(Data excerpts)

#####

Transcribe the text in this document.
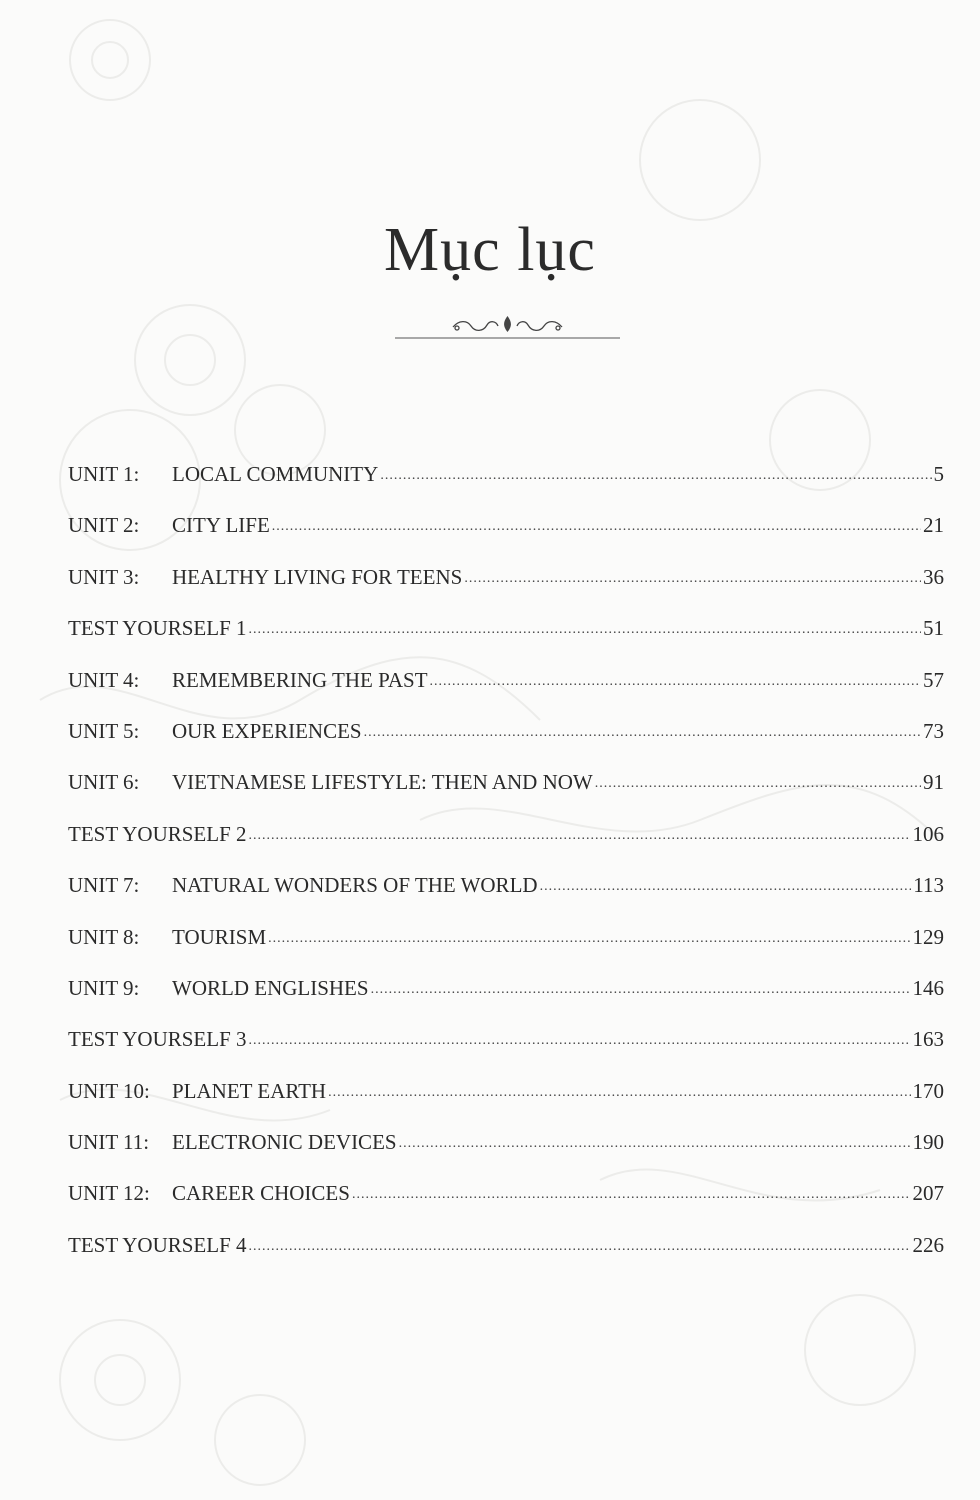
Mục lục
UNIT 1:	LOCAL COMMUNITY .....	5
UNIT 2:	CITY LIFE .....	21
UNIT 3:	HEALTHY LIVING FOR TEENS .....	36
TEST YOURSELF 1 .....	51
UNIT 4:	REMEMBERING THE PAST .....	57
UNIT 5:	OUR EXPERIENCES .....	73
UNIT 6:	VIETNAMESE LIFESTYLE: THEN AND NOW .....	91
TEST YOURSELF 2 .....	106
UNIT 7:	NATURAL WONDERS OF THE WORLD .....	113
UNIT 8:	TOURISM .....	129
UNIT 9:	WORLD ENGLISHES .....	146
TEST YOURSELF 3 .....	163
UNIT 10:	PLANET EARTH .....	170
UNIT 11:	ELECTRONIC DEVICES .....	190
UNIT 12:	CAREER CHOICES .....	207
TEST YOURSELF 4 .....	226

#####

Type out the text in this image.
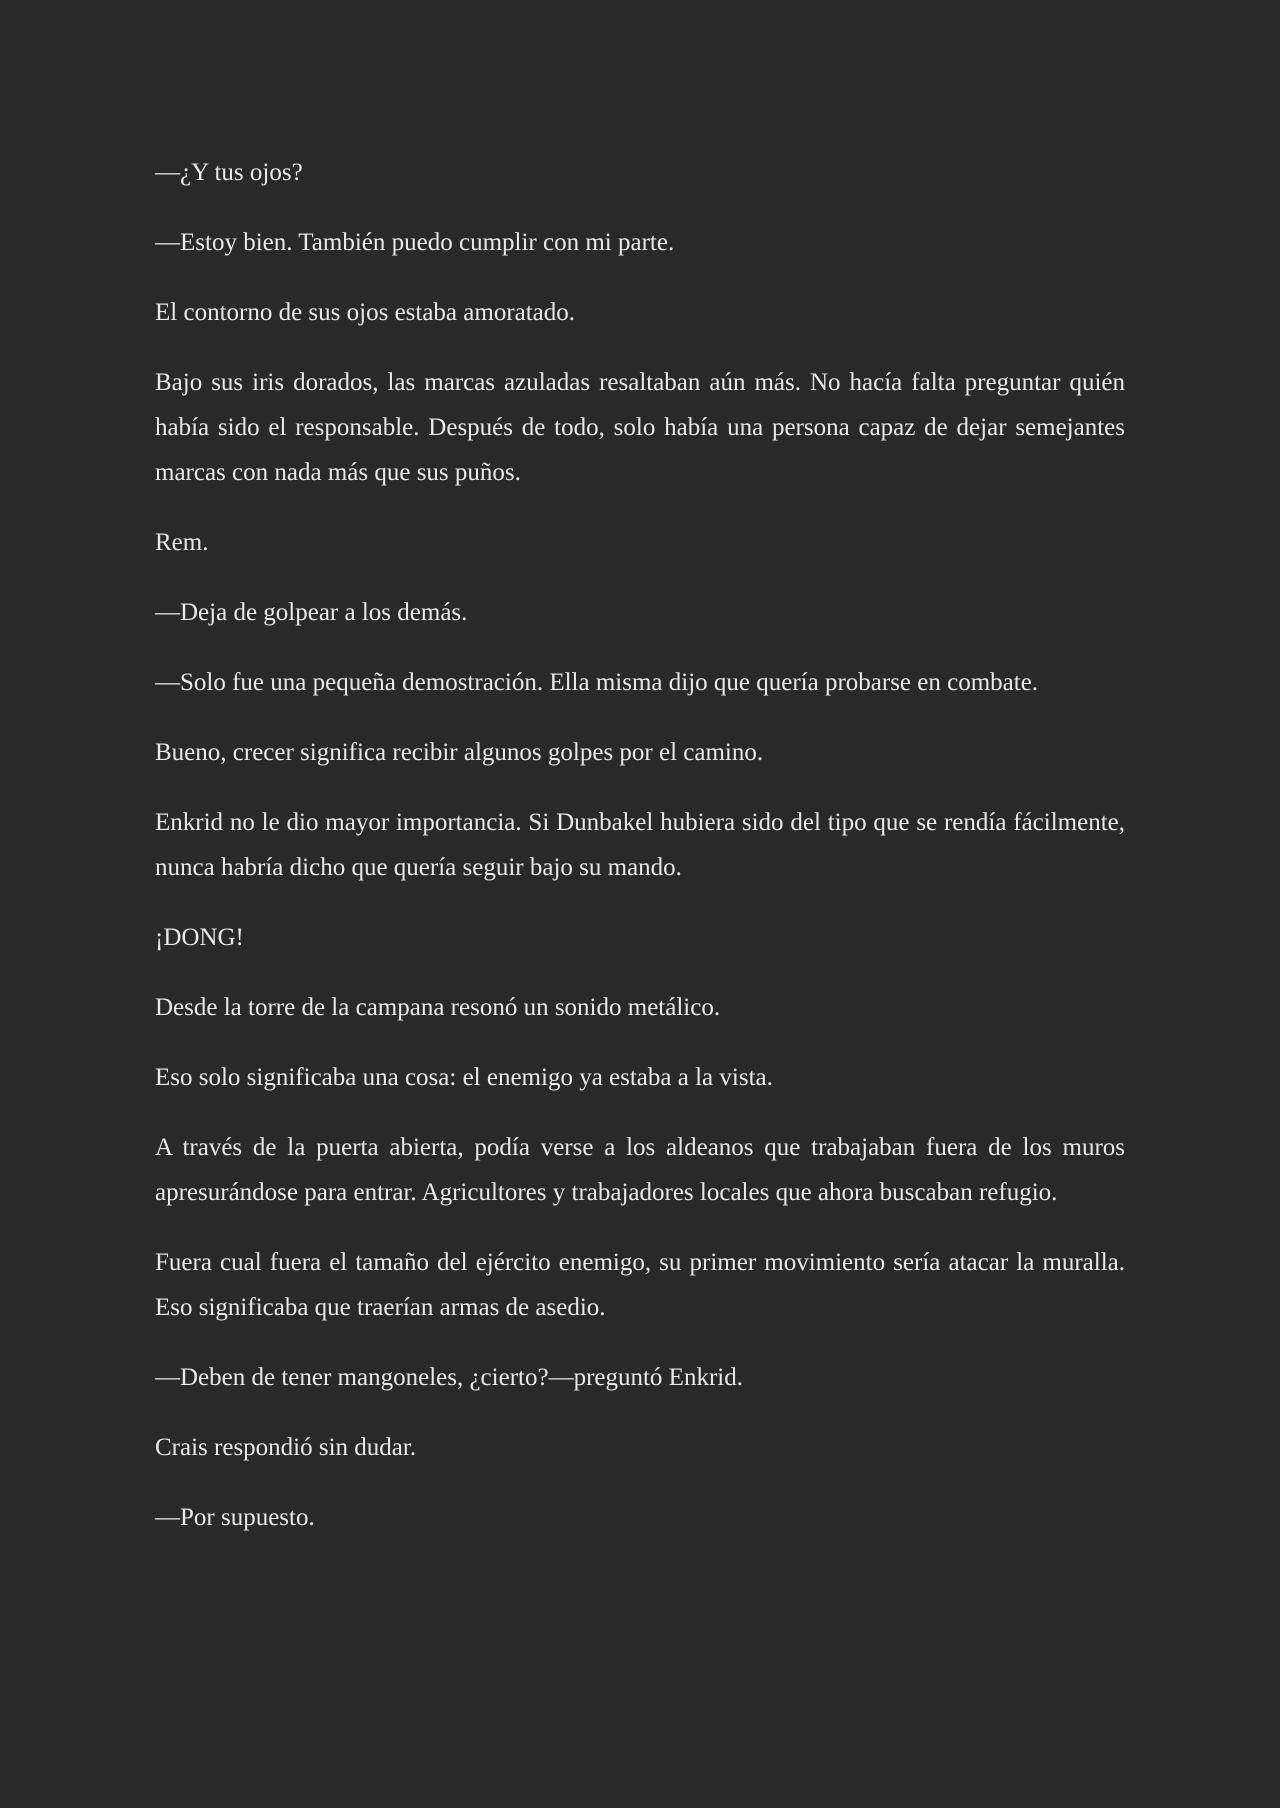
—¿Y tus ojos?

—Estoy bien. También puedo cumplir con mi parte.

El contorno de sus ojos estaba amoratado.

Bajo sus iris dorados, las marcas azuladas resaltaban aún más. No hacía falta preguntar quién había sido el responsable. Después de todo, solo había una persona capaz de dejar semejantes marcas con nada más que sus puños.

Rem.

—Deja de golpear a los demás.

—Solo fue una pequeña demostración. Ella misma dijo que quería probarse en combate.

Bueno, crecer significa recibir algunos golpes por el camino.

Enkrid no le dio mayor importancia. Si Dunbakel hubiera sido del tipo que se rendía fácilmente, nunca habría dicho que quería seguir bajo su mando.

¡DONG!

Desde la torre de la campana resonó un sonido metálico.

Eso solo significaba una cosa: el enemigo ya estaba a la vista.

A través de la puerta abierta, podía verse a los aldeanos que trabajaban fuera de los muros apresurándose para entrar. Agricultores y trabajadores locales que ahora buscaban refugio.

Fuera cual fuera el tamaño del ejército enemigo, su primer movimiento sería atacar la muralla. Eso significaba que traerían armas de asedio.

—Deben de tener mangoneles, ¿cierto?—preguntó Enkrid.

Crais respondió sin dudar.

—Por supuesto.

#####

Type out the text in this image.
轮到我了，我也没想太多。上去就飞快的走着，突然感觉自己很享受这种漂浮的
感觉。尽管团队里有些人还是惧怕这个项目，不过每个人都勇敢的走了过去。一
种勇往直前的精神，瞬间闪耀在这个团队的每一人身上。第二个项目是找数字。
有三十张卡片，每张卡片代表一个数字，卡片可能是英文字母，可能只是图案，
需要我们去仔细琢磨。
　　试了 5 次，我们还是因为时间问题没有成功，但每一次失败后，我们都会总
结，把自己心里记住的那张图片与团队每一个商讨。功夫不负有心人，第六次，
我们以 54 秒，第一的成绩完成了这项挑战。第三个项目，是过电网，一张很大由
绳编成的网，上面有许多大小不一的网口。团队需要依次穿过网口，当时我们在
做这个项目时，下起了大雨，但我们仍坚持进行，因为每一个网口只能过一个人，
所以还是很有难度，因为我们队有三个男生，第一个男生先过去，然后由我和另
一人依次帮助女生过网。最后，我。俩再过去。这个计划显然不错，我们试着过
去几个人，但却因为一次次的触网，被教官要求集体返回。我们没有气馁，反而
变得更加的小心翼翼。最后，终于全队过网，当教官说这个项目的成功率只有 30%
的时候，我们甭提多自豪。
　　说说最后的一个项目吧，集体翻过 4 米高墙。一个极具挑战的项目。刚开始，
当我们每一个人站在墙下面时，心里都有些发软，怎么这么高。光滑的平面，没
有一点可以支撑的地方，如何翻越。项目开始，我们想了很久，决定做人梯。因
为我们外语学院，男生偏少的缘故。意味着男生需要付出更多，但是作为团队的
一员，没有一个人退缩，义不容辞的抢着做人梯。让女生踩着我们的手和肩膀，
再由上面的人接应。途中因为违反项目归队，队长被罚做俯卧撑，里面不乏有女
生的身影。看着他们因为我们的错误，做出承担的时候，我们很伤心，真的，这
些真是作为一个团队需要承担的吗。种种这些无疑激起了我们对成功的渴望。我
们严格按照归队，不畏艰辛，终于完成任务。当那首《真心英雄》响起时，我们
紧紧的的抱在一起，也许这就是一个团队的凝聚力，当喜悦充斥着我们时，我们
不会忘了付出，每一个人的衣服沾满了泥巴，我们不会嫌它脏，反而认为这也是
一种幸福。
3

#####

> _WRITTEN INSTRUCTION_
Find the lines holding "Enkrid" and list every one.

> _WRITTEN RESPONSE_
Enkrid no le dio mayor importancia. Si Dunbakel hubiera sido del tipo que se rendía fácilmente, nunca habría dicho que quería seguir bajo su mando.
—Deben de tener mangoneles, ¿cierto?—preguntó Enkrid.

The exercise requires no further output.